**MATERIAL SUPPLIED**.

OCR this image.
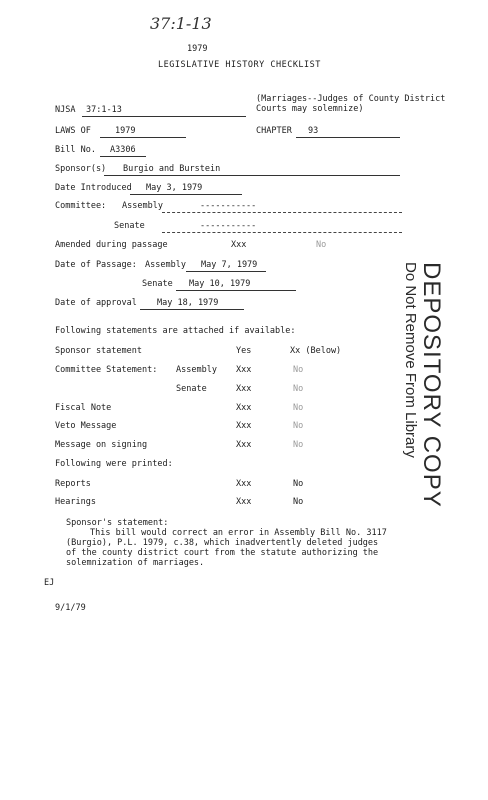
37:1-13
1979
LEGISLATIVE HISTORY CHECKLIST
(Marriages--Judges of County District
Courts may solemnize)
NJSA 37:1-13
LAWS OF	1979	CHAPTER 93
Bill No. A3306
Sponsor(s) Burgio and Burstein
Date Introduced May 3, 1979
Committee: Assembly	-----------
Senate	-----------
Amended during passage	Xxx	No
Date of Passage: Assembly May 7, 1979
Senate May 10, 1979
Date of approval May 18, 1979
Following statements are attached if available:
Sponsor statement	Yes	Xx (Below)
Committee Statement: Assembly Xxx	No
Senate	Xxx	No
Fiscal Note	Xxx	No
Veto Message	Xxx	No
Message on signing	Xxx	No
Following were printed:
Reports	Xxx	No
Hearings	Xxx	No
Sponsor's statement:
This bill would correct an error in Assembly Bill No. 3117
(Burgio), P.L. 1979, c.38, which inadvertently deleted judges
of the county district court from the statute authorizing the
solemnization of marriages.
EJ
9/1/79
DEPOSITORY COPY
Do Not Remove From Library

--

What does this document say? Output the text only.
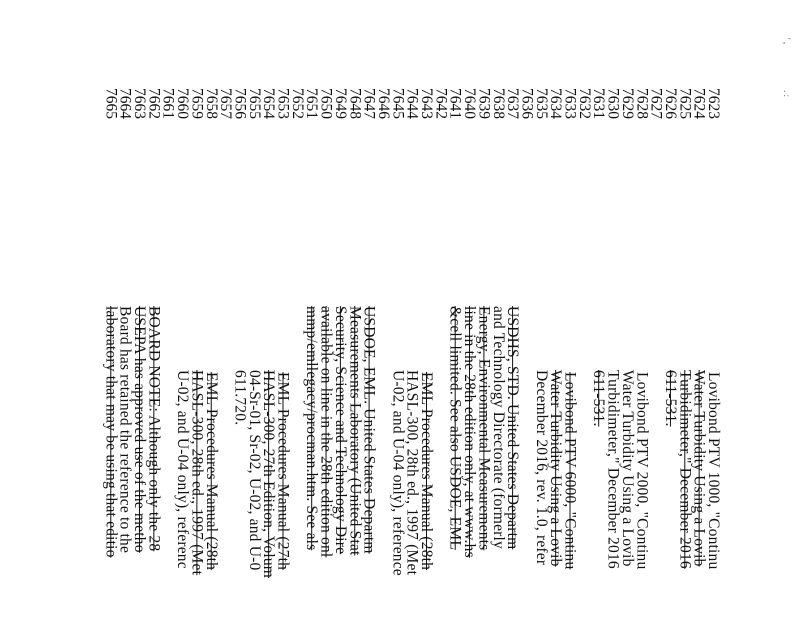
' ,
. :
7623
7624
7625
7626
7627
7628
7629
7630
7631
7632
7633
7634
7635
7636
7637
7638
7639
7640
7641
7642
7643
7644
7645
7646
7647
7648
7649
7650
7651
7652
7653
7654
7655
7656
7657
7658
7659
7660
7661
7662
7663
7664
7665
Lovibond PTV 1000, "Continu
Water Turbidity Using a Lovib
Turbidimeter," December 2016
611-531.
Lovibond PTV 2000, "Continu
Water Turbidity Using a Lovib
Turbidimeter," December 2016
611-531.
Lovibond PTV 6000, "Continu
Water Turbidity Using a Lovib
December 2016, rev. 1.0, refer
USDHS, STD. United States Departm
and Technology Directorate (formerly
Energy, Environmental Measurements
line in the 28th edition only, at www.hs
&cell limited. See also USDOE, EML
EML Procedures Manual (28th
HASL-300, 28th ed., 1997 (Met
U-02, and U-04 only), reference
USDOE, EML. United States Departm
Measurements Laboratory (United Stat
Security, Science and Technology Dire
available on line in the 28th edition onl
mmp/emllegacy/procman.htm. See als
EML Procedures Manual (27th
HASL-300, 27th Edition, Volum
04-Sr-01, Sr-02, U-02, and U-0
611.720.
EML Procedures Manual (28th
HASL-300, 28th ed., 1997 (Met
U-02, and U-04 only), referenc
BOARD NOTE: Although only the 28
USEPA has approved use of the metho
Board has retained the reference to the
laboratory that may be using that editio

**WHAT IS ASKED**.
Pick out and copy every line that contains the word "Measurements".

**RESPONSE TO THIS TASK**.
Energy, Environmental Measurements
Measurements Laboratory (United Stat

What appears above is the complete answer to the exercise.